**WHAT TO DO:** Would you quote the material below in full and unchanged?

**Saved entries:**
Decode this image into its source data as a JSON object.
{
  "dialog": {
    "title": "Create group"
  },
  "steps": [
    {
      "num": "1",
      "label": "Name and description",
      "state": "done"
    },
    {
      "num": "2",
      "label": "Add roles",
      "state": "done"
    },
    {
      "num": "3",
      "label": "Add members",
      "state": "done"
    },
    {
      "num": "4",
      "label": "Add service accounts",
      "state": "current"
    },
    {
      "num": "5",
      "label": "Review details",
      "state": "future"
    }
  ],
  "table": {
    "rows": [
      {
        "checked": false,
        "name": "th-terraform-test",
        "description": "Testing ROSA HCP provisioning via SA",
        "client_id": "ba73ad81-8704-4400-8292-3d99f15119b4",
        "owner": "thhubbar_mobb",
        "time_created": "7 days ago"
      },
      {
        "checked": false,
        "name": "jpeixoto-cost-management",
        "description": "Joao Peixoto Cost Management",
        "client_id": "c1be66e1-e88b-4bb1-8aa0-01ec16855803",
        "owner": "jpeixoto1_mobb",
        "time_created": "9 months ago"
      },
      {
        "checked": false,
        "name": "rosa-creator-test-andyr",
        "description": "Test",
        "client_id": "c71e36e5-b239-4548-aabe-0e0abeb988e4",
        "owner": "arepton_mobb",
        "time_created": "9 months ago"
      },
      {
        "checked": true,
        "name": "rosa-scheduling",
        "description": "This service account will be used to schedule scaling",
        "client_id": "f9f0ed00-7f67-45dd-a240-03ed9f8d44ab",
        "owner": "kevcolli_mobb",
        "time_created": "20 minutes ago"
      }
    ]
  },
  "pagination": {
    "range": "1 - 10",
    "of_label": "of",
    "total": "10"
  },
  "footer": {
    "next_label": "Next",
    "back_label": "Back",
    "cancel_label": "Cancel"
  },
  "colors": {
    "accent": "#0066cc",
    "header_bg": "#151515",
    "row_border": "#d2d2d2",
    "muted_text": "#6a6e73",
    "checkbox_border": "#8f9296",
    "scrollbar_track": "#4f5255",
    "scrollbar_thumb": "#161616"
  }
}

**SOLVED EXERCISE:**
Decode this image into its source data as a JSON object.
{
  "dialog": {
    "title": "Create group"
  },
  "steps": [
    {
      "num": "1",
      "label": "Name and description",
      "state": "done"
    },
    {
      "num": "2",
      "label": "Add roles",
      "state": "done"
    },
    {
      "num": "3",
      "label": "Add members",
      "state": "done"
    },
    {
      "num": "4",
      "label": "Add service accounts",
      "state": "current"
    },
    {
      "num": "5",
      "label": "Review details",
      "state": "future"
    }
  ],
  "table": {
    "rows": [
      {
        "checked": false,
        "name": "th-terraform-test",
        "description": "Testing ROSA HCP provisioning via SA",
        "client_id": "ba73ad81-8704-4400-8292-3d99f15119b4",
        "owner": "thhubbar_mobb",
        "time_created": "7 days ago"
      },
      {
        "checked": false,
        "name": "jpeixoto-cost-management",
        "description": "Joao Peixoto Cost Management",
        "client_id": "c1be66e1-e88b-4bb1-8aa0-01ec16855803",
        "owner": "jpeixoto1_mobb",
        "time_created": "9 months ago"
      },
      {
        "checked": false,
        "name": "rosa-creator-test-andyr",
        "description": "Test",
        "client_id": "c71e36e5-b239-4548-aabe-0e0abeb988e4",
        "owner": "arepton_mobb",
        "time_created": "9 months ago"
      },
      {
        "checked": true,
        "name": "rosa-scheduling",
        "description": "This service account will be used to schedule scaling",
        "client_id": "f9f0ed00-7f67-45dd-a240-03ed9f8d44ab",
        "owner": "kevcolli_mobb",
        "time_created": "20 minutes ago"
      }
    ]
  },
  "pagination": {
    "range": "1 - 10",
    "of_label": "of",
    "total": "10"
  },
  "footer": {
    "next_label": "Next",
    "back_label": "Back",
    "cancel_label": "Cancel"
  },
  "colors": {
    "accent": "#0066cc",
    "header_bg": "#151515",
    "row_border": "#d2d2d2",
    "muted_text": "#6a6e73",
    "checkbox_border": "#8f9296",
    "scrollbar_track": "#4f5255",
    "scrollbar_thumb": "#161616"
  }
}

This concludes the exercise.